ENTRIES PROVIDED:

┄┄┄┄┄┄┄┄┄┄

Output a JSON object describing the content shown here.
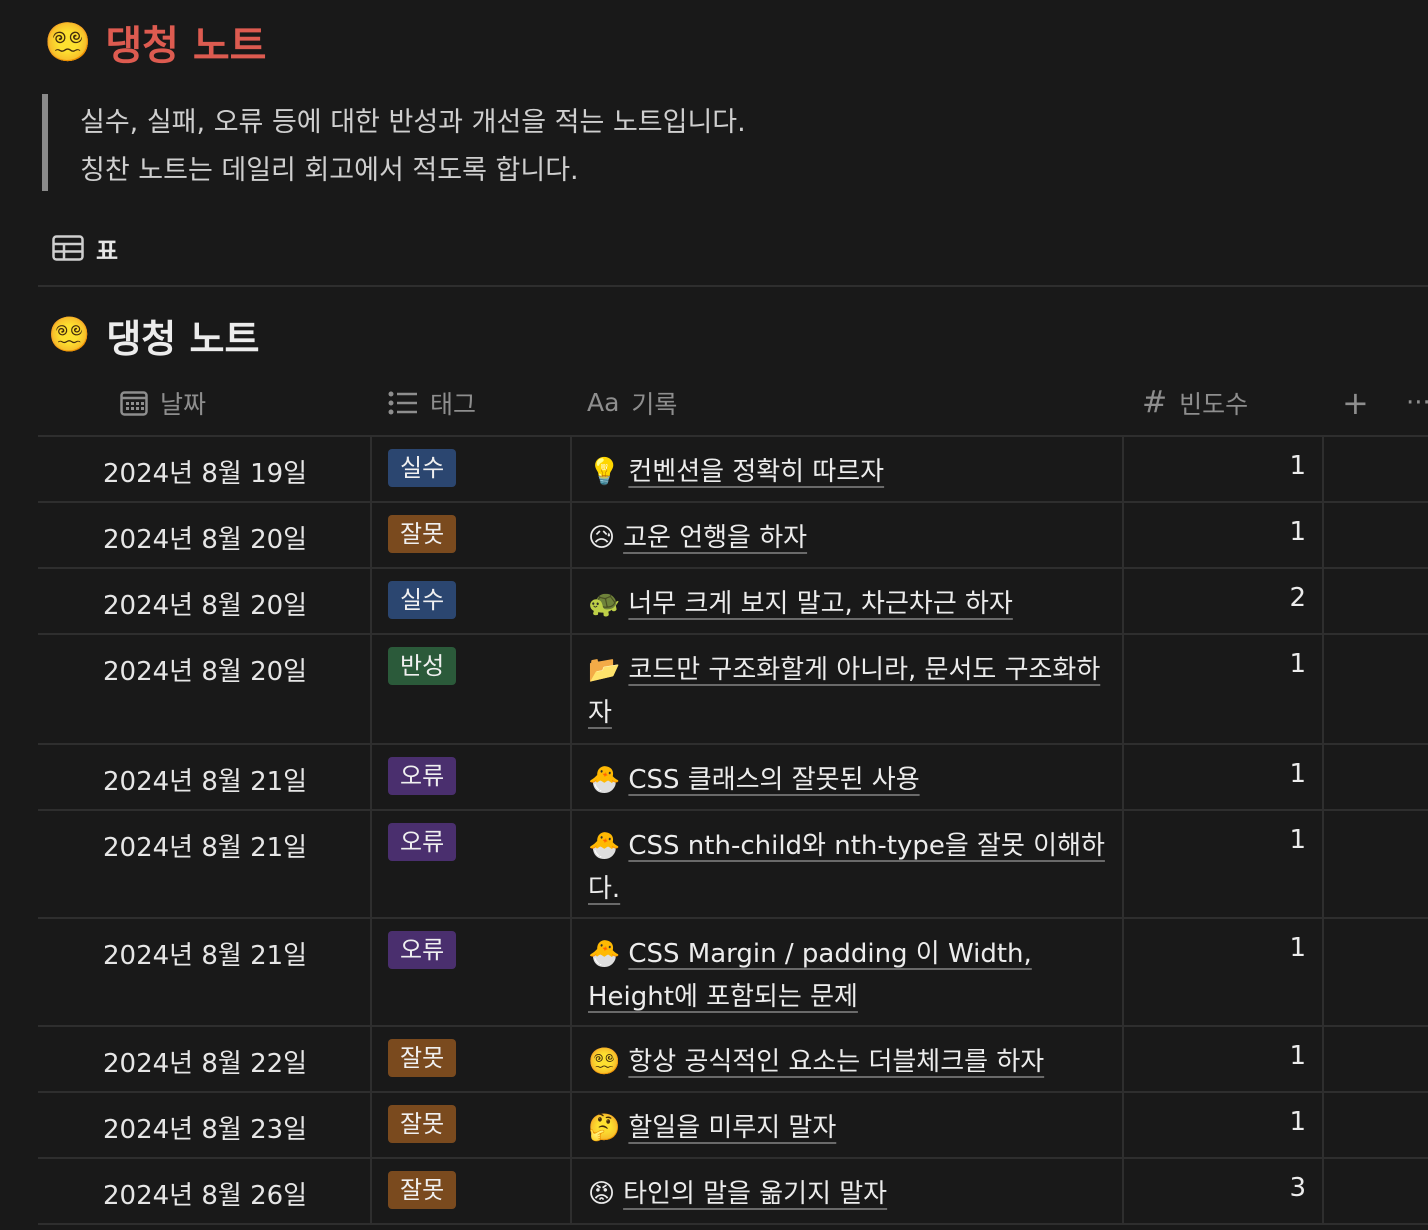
{
  "page": {
    "title": "댕청 노트",
    "title_emoji": "😵‍💫",
    "description_lines": [
      "실수, 실패, 오류 등에 대한 반성과 개선을 적는 노트입니다.",
      "칭찬 노트는 데일리 회고에서 적도록 합니다."
    ]
  },
  "view": {
    "label": "표",
    "icon": "table-icon"
  },
  "database": {
    "title": "댕청 노트",
    "title_emoji": "😵‍💫",
    "columns": [
      {
        "icon": "calendar-icon",
        "label": "날짜"
      },
      {
        "icon": "list-icon",
        "label": "태그"
      },
      {
        "icon": "text-icon",
        "icon_text": "Aa",
        "label": "기록"
      },
      {
        "icon": "number-icon",
        "icon_text": "#",
        "label": "빈도수"
      }
    ],
    "add_column": "+",
    "more": "···",
    "rows": [
      {
        "date": "2024년 8월 19일",
        "tag": "실수",
        "tag_color": "#2b4670",
        "emoji": "💡",
        "record": "컨벤션을 정확히 따르자",
        "freq": "1"
      },
      {
        "date": "2024년 8월 20일",
        "tag": "잘못",
        "tag_color": "#7a4a1e",
        "emoji": "😥",
        "record": "고운 언행을 하자",
        "freq": "1"
      },
      {
        "date": "2024년 8월 20일",
        "tag": "실수",
        "tag_color": "#2b4670",
        "emoji": "🐢",
        "record": "너무 크게 보지 말고, 차근차근 하자",
        "freq": "2"
      },
      {
        "date": "2024년 8월 20일",
        "tag": "반성",
        "tag_color": "#2b5a3a",
        "emoji": "📂",
        "record": "코드만 구조화할게 아니라, 문서도 구조화하자",
        "freq": "1"
      },
      {
        "date": "2024년 8월 21일",
        "tag": "오류",
        "tag_color": "#4a2f6e",
        "emoji": "🐣",
        "record": "CSS 클래스의 잘못된 사용",
        "freq": "1"
      },
      {
        "date": "2024년 8월 21일",
        "tag": "오류",
        "tag_color": "#4a2f6e",
        "emoji": "🐣",
        "record": "CSS nth-child와 nth-type을 잘못 이해하다.",
        "freq": "1"
      },
      {
        "date": "2024년 8월 21일",
        "tag": "오류",
        "tag_color": "#4a2f6e",
        "emoji": "🐣",
        "record": "CSS Margin / padding 이 Width, Height에 포함되는 문제",
        "freq": "1"
      },
      {
        "date": "2024년 8월 22일",
        "tag": "잘못",
        "tag_color": "#7a4a1e",
        "emoji": "😵‍💫",
        "record": "항상 공식적인 요소는 더블체크를 하자",
        "freq": "1"
      },
      {
        "date": "2024년 8월 23일",
        "tag": "잘못",
        "tag_color": "#7a4a1e",
        "emoji": "🤔",
        "record": "할일을 미루지 말자",
        "freq": "1"
      },
      {
        "date": "2024년 8월 26일",
        "tag": "잘못",
        "tag_color": "#7a4a1e",
        "emoji": "😡",
        "record": "타인의 말을 옮기지 말자",
        "freq": "3"
      }
    ]
  }
}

┄┄┄┄┄┄┄┄┄┄

GIVEN EXERCISE:
Copy all the lines of data exactly as they appear, dropping any images.

CORRECT RESULT:
Output a JSON object describing the content shown here.
{
  "page": {
    "title": "댕청 노트",
    "title_emoji": "😵‍💫",
    "description_lines": [
      "실수, 실패, 오류 등에 대한 반성과 개선을 적는 노트입니다.",
      "칭찬 노트는 데일리 회고에서 적도록 합니다."
    ]
  },
  "view": {
    "label": "표",
    "icon": "table-icon"
  },
  "database": {
    "title": "댕청 노트",
    "title_emoji": "😵‍💫",
    "columns": [
      {
        "icon": "calendar-icon",
        "label": "날짜"
      },
      {
        "icon": "list-icon",
        "label": "태그"
      },
      {
        "icon": "text-icon",
        "icon_text": "Aa",
        "label": "기록"
      },
      {
        "icon": "number-icon",
        "icon_text": "#",
        "label": "빈도수"
      }
    ],
    "add_column": "+",
    "more": "···",
    "rows": [
      {
        "date": "2024년 8월 19일",
        "tag": "실수",
        "tag_color": "#2b4670",
        "emoji": "💡",
        "record": "컨벤션을 정확히 따르자",
        "freq": "1"
      },
      {
        "date": "2024년 8월 20일",
        "tag": "잘못",
        "tag_color": "#7a4a1e",
        "emoji": "😥",
        "record": "고운 언행을 하자",
        "freq": "1"
      },
      {
        "date": "2024년 8월 20일",
        "tag": "실수",
        "tag_color": "#2b4670",
        "emoji": "🐢",
        "record": "너무 크게 보지 말고, 차근차근 하자",
        "freq": "2"
      },
      {
        "date": "2024년 8월 20일",
        "tag": "반성",
        "tag_color": "#2b5a3a",
        "emoji": "📂",
        "record": "코드만 구조화할게 아니라, 문서도 구조화하자",
        "freq": "1"
      },
      {
        "date": "2024년 8월 21일",
        "tag": "오류",
        "tag_color": "#4a2f6e",
        "emoji": "🐣",
        "record": "CSS 클래스의 잘못된 사용",
        "freq": "1"
      },
      {
        "date": "2024년 8월 21일",
        "tag": "오류",
        "tag_color": "#4a2f6e",
        "emoji": "🐣",
        "record": "CSS nth-child와 nth-type을 잘못 이해하다.",
        "freq": "1"
      },
      {
        "date": "2024년 8월 21일",
        "tag": "오류",
        "tag_color": "#4a2f6e",
        "emoji": "🐣",
        "record": "CSS Margin / padding 이 Width, Height에 포함되는 문제",
        "freq": "1"
      },
      {
        "date": "2024년 8월 22일",
        "tag": "잘못",
        "tag_color": "#7a4a1e",
        "emoji": "😵‍💫",
        "record": "항상 공식적인 요소는 더블체크를 하자",
        "freq": "1"
      },
      {
        "date": "2024년 8월 23일",
        "tag": "잘못",
        "tag_color": "#7a4a1e",
        "emoji": "🤔",
        "record": "할일을 미루지 말자",
        "freq": "1"
      },
      {
        "date": "2024년 8월 26일",
        "tag": "잘못",
        "tag_color": "#7a4a1e",
        "emoji": "😡",
        "record": "타인의 말을 옮기지 말자",
        "freq": "3"
      }
    ]
  }
}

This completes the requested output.